-- RECORDS SHOWN start --

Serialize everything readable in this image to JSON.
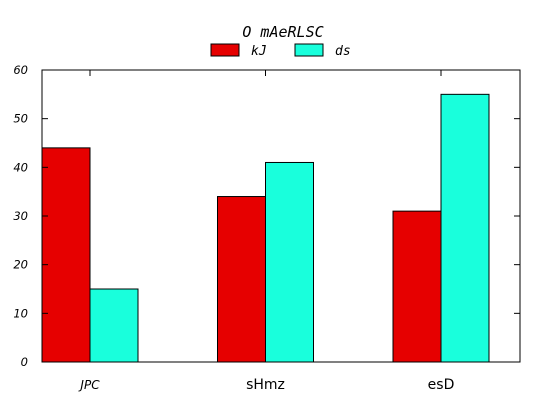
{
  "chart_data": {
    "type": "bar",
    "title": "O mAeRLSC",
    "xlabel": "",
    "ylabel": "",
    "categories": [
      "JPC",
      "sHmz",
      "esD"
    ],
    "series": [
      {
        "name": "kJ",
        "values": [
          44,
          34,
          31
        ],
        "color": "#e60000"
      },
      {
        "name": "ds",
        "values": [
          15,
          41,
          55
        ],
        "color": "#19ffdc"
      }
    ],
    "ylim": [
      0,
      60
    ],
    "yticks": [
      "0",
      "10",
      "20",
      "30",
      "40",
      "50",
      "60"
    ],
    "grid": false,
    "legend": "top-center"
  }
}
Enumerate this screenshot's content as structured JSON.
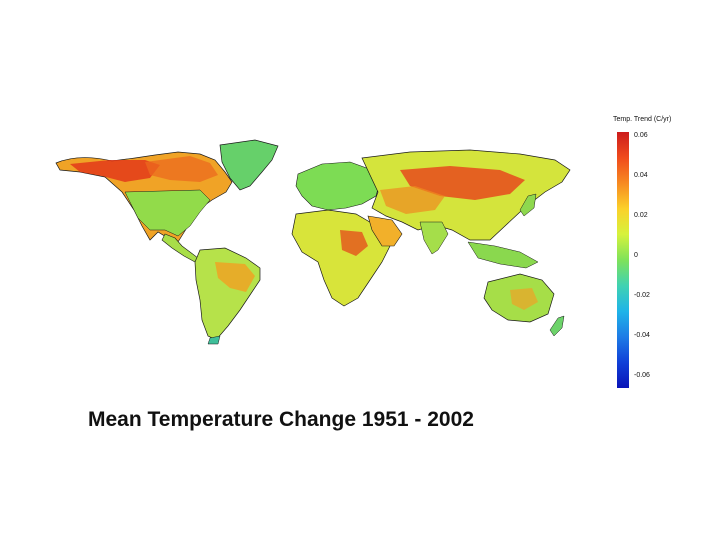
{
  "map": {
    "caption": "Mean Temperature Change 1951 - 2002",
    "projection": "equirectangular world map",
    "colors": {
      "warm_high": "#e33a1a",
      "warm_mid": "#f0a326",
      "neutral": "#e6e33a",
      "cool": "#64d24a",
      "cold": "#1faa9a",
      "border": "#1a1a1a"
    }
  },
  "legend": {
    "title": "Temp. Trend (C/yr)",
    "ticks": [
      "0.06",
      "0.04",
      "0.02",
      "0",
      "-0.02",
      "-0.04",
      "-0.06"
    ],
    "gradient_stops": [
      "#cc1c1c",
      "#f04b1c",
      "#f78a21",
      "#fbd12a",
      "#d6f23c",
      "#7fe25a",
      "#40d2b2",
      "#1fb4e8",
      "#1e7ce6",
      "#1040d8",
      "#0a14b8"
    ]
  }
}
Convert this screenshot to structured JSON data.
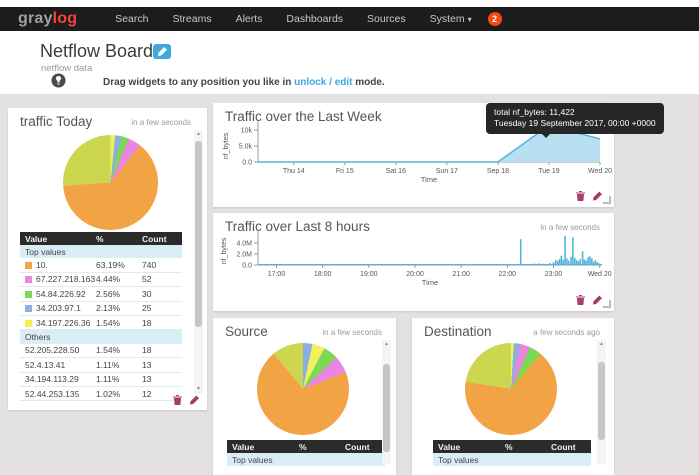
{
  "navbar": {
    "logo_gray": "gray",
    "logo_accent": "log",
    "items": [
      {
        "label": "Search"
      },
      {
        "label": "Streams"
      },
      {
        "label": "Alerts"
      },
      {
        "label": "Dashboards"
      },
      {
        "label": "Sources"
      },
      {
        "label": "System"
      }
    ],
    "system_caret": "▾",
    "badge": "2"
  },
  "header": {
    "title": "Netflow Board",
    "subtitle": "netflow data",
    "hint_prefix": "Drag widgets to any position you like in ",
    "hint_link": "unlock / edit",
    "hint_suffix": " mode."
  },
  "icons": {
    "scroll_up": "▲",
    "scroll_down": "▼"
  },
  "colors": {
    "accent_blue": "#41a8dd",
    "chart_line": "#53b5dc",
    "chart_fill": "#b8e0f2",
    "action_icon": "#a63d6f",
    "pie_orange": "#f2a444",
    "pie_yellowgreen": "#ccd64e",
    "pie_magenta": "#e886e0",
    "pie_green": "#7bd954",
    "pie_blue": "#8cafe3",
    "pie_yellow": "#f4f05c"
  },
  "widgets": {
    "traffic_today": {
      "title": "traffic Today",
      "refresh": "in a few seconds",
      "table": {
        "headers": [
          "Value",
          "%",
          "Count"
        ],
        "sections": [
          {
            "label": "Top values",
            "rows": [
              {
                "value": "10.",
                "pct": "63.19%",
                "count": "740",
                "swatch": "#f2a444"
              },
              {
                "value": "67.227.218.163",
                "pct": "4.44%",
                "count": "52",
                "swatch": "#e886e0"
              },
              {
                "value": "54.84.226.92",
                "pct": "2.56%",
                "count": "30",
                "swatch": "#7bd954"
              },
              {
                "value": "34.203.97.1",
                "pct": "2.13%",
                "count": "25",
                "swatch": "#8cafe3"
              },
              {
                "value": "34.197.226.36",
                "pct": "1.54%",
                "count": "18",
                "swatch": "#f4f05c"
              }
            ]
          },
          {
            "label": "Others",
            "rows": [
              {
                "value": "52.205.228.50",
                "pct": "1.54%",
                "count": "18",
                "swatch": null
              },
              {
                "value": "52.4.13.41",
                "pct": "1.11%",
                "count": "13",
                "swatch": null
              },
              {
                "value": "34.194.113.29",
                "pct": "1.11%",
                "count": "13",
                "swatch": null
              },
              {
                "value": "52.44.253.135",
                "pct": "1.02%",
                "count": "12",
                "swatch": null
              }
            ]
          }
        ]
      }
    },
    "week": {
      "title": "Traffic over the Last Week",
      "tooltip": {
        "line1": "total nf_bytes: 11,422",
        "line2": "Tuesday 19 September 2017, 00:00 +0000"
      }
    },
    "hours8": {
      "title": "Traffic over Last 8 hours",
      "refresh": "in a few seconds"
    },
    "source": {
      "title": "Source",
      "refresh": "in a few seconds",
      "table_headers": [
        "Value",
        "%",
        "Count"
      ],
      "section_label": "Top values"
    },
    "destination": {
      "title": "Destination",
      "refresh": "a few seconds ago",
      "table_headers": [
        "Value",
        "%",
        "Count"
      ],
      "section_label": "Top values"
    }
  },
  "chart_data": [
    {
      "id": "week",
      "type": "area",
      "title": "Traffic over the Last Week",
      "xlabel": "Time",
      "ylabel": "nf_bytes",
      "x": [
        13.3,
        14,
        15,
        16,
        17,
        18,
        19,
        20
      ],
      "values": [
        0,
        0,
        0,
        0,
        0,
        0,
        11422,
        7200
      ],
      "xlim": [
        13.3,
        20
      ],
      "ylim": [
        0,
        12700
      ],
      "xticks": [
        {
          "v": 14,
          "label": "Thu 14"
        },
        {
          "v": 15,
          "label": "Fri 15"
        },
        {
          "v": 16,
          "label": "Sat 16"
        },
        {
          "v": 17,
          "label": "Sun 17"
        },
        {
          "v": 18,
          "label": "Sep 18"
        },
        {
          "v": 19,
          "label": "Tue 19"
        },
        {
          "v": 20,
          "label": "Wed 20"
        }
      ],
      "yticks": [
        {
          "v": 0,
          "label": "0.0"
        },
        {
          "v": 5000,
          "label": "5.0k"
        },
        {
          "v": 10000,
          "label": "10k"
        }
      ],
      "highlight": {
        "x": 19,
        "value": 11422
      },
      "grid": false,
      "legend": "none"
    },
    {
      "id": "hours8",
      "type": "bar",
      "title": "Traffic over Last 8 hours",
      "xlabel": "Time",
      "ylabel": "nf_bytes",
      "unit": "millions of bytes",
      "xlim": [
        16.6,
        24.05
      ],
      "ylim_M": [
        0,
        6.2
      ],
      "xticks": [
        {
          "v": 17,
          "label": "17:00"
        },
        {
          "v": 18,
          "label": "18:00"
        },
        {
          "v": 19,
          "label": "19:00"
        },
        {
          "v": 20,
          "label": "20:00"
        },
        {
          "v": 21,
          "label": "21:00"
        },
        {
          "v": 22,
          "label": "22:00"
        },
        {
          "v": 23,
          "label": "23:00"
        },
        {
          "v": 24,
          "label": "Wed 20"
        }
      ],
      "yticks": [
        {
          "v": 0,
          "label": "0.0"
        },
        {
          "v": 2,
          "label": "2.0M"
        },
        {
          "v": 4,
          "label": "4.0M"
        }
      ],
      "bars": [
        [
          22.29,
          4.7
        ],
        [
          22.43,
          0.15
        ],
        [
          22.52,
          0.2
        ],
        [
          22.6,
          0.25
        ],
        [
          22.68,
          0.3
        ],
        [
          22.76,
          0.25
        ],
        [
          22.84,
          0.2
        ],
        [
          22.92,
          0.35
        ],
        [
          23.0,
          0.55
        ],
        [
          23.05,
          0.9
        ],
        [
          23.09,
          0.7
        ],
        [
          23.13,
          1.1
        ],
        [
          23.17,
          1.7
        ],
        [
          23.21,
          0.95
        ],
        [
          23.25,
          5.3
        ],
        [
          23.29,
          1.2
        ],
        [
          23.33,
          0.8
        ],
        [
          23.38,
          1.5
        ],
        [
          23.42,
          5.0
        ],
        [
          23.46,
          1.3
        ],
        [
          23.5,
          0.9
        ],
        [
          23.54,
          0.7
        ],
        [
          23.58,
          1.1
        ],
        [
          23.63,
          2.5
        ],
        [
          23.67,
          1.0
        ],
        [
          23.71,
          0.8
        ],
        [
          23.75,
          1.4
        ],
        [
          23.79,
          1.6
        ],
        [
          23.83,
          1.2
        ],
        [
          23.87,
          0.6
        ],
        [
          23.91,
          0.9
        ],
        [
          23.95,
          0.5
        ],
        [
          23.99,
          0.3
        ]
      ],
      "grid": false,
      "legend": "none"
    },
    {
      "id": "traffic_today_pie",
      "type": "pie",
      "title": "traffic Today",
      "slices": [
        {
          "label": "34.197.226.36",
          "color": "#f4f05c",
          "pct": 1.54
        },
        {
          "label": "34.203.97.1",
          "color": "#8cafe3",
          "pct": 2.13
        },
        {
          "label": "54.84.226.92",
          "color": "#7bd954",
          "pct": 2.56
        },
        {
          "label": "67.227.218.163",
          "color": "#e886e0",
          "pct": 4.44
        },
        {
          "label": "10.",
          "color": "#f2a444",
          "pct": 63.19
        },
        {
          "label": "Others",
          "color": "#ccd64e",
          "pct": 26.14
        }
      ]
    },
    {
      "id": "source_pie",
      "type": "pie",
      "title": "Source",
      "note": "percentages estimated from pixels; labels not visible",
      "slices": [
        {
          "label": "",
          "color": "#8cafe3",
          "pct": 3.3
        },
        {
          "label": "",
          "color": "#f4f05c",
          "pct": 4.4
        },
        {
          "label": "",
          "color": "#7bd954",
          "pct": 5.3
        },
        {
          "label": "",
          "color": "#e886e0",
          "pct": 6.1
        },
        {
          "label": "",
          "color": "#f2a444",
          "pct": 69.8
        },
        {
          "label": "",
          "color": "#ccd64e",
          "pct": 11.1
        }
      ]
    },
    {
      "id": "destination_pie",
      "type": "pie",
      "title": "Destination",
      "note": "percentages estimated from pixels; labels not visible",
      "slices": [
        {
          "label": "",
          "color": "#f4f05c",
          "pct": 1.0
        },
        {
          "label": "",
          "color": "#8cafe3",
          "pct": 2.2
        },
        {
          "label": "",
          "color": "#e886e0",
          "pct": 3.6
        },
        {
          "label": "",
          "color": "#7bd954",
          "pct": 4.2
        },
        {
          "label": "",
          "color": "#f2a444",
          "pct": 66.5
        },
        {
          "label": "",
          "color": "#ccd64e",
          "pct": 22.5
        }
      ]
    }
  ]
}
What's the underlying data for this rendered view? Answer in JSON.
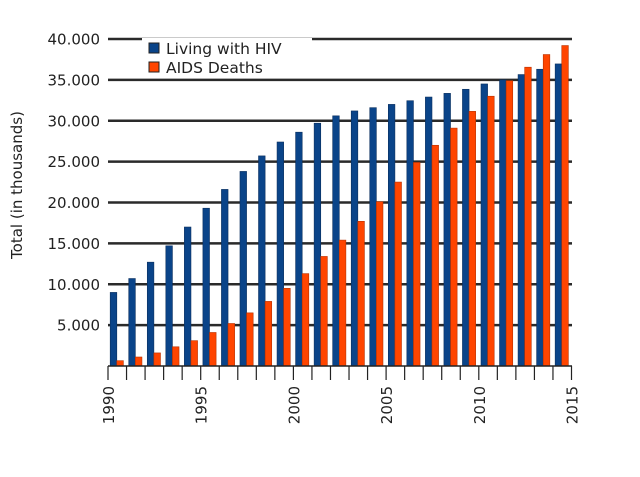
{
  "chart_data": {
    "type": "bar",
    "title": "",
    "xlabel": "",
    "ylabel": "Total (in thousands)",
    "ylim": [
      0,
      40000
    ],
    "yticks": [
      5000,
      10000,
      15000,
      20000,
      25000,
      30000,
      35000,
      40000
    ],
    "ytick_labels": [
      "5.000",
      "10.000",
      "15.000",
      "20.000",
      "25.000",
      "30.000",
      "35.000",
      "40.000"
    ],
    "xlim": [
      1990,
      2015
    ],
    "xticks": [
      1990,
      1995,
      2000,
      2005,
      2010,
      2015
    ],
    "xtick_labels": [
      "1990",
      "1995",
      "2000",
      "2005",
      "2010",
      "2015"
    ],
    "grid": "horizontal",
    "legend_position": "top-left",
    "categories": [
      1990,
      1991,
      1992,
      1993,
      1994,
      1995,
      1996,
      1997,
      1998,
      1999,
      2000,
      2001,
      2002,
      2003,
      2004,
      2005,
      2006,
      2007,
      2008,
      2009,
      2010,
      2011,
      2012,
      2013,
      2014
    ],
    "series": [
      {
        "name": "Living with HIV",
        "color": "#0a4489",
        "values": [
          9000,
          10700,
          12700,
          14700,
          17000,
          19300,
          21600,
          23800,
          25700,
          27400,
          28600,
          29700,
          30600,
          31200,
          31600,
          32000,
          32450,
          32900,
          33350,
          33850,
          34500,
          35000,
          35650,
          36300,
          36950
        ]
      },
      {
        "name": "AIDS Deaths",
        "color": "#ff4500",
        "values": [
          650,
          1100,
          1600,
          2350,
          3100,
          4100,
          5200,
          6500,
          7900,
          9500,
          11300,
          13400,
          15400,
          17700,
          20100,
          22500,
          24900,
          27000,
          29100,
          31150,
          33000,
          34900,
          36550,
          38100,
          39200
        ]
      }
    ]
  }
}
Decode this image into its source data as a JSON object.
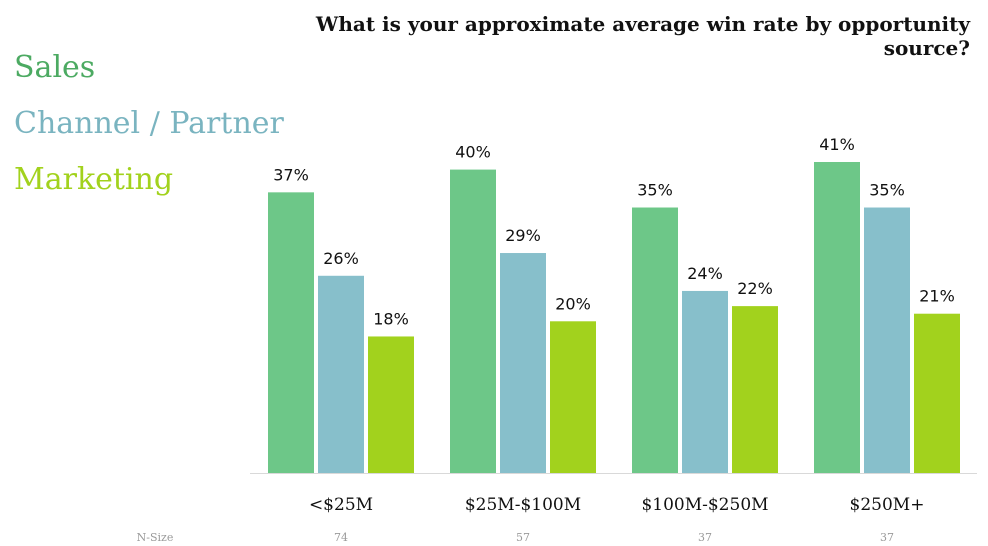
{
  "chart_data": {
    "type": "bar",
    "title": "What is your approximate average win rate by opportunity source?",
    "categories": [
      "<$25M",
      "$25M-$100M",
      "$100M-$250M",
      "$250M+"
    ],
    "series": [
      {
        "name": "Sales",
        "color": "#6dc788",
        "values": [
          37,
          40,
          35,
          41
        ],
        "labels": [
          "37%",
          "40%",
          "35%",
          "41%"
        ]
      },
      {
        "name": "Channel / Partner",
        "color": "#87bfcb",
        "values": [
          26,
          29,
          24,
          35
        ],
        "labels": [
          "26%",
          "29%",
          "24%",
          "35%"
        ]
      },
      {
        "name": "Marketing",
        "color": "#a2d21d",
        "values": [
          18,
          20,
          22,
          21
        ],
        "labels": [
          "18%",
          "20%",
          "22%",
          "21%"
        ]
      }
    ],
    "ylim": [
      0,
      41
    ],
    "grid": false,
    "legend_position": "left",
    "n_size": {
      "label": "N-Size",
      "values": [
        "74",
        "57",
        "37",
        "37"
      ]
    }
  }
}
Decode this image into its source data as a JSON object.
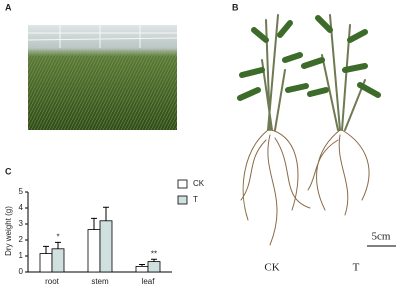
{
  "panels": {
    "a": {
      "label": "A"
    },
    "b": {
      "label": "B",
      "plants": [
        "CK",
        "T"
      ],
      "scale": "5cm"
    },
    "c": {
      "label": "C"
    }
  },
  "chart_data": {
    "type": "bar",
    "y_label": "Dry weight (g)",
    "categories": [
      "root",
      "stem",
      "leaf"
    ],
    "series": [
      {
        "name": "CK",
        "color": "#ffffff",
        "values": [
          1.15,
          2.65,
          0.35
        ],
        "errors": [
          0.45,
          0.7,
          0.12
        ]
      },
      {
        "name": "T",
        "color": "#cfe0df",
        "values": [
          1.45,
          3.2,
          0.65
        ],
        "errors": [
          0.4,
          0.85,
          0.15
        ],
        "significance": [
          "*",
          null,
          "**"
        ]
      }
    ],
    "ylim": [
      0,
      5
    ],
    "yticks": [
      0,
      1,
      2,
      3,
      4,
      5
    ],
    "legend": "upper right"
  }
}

-- RECORDS SHOWN end --

**EXERCISE INSTRUCTIONS:**
Of the lines in the entries, how many include the word "JSON"? State only the number.

**OUTPUT FOR THIS TASK:**
6